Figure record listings
#####

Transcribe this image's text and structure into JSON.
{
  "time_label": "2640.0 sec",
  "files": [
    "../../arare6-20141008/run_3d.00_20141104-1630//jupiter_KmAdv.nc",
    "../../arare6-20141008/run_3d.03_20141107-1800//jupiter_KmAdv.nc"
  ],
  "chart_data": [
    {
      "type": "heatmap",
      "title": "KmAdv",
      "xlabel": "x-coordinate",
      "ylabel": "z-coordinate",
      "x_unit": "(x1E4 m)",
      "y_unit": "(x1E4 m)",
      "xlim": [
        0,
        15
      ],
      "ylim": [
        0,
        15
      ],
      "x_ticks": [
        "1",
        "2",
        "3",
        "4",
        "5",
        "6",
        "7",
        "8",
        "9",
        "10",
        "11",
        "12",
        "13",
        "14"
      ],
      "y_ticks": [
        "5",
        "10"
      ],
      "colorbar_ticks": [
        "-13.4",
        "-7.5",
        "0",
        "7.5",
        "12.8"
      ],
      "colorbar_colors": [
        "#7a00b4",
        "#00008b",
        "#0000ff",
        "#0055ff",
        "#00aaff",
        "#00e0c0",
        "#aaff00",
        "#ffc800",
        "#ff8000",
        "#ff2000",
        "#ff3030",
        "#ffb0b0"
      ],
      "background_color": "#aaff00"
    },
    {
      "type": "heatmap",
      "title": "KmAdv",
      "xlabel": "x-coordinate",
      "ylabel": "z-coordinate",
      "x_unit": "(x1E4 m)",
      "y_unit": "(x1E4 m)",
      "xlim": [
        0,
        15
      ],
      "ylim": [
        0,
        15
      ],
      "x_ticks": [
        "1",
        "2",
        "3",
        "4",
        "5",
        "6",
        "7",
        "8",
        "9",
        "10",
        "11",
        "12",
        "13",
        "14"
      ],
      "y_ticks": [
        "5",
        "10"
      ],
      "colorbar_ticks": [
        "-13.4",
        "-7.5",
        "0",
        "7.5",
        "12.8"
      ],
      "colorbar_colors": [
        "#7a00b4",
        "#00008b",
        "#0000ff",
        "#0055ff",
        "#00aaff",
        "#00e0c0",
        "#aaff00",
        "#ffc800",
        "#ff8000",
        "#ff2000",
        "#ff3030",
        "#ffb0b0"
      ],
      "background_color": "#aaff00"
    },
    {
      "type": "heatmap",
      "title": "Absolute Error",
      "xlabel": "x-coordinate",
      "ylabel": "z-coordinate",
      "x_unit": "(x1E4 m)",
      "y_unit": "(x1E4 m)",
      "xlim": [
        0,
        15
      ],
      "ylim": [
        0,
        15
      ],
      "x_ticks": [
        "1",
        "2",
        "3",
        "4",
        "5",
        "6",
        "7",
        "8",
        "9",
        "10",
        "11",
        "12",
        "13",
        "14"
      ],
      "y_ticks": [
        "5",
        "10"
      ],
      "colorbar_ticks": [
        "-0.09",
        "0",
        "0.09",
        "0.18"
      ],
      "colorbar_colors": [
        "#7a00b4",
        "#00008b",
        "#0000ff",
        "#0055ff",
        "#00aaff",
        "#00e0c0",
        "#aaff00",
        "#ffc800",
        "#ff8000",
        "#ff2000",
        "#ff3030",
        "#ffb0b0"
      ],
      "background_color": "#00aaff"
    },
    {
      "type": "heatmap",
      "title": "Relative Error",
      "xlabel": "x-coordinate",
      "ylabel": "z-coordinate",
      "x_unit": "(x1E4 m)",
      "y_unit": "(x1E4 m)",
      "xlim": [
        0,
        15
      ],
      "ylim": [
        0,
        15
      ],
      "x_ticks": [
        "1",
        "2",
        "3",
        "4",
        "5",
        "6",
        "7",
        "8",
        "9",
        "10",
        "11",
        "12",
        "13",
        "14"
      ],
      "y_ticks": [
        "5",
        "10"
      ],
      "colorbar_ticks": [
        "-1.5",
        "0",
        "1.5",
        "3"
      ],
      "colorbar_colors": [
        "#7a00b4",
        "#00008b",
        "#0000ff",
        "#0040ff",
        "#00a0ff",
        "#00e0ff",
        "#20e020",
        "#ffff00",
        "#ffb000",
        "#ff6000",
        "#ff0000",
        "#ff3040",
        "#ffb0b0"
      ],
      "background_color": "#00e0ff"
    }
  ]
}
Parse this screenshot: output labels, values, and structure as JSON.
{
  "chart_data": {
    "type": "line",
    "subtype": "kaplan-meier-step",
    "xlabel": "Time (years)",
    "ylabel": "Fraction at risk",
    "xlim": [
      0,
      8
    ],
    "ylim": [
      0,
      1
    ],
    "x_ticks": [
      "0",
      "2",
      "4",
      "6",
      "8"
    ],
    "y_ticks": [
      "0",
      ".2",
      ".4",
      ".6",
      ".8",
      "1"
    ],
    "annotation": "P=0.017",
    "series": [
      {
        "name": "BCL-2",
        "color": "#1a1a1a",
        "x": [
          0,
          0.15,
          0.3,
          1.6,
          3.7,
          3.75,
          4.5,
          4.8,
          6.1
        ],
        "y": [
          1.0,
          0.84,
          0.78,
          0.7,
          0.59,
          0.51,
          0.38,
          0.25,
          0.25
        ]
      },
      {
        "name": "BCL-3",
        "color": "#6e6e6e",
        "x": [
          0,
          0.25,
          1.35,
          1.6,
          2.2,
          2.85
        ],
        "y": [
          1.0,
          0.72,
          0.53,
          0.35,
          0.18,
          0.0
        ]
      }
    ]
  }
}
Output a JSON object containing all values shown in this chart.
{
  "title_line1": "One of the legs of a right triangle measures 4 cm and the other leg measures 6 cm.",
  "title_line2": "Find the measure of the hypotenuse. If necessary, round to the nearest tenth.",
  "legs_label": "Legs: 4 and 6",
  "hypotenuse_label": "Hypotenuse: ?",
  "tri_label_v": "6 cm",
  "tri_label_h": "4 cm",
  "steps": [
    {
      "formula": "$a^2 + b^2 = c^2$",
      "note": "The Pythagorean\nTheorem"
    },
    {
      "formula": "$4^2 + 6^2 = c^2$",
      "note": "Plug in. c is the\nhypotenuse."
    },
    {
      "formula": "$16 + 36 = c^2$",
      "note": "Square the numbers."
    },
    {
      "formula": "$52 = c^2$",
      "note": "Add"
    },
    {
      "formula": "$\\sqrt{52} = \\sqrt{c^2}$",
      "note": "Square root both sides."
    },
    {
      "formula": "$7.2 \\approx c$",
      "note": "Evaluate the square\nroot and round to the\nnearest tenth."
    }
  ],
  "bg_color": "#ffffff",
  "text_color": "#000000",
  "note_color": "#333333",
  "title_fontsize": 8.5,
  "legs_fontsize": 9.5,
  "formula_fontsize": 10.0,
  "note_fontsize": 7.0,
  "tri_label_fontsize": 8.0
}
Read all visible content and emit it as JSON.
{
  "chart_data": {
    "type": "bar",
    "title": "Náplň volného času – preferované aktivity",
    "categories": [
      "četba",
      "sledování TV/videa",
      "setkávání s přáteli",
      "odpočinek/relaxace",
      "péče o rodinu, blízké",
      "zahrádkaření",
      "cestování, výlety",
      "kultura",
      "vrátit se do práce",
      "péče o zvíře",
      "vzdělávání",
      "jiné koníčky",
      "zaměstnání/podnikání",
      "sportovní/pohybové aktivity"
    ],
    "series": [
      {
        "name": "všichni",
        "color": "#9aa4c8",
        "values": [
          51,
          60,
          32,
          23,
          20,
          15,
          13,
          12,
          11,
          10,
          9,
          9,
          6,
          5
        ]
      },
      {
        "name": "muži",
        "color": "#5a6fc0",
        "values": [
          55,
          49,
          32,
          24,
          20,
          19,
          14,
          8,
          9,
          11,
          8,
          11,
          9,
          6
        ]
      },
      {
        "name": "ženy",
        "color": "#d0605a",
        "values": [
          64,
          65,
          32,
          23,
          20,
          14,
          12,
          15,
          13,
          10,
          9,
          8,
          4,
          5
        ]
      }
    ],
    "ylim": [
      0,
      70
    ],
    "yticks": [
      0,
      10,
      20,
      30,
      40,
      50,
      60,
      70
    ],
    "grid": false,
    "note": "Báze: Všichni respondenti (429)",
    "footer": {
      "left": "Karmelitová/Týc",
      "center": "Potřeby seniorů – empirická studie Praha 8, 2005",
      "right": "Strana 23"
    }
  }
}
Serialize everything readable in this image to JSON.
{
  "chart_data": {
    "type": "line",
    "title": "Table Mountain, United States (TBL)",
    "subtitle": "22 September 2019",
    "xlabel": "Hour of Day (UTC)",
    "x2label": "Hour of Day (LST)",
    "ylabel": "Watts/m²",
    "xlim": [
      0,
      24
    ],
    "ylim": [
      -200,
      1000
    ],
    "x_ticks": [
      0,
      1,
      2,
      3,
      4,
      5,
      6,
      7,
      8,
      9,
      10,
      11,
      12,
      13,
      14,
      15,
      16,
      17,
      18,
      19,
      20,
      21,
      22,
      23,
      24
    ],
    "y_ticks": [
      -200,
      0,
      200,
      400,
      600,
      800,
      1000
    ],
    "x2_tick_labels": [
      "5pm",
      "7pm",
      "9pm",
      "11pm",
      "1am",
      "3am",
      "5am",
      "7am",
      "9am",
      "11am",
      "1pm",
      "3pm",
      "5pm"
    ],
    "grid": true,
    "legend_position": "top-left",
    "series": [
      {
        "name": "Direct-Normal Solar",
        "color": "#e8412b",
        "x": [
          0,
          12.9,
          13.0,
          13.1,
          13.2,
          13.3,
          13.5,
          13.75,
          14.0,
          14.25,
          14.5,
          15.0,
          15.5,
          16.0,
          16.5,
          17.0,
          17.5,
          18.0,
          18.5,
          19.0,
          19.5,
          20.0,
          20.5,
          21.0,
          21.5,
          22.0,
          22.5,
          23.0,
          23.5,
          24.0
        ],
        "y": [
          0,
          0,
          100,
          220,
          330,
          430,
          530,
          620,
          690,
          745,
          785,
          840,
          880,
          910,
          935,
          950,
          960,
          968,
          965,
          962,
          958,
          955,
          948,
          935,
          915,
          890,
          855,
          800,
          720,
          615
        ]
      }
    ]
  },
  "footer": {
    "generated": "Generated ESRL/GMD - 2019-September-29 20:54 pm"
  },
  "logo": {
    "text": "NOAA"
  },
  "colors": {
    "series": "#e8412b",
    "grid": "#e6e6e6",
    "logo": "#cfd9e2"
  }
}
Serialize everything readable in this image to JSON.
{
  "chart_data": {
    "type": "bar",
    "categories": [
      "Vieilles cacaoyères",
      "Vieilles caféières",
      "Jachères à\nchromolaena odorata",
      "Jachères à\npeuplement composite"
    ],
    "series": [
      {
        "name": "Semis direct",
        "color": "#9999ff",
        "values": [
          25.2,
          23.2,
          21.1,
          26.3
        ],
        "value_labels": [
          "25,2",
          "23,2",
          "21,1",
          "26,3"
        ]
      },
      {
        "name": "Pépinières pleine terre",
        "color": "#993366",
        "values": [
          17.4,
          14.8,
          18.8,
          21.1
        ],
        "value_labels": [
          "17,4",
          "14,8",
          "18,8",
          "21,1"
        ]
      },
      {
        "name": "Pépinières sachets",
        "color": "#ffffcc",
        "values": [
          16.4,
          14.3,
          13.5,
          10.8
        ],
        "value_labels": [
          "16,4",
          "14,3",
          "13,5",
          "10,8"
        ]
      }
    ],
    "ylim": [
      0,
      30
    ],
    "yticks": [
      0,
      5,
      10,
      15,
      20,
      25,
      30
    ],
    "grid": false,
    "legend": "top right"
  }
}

#####

-- INSTRUCTIONS TO FOLLOW --
For the entries above, state how many lines contain the word "this". Provide the number by itself.

-- CORRECT OUTPUT --
5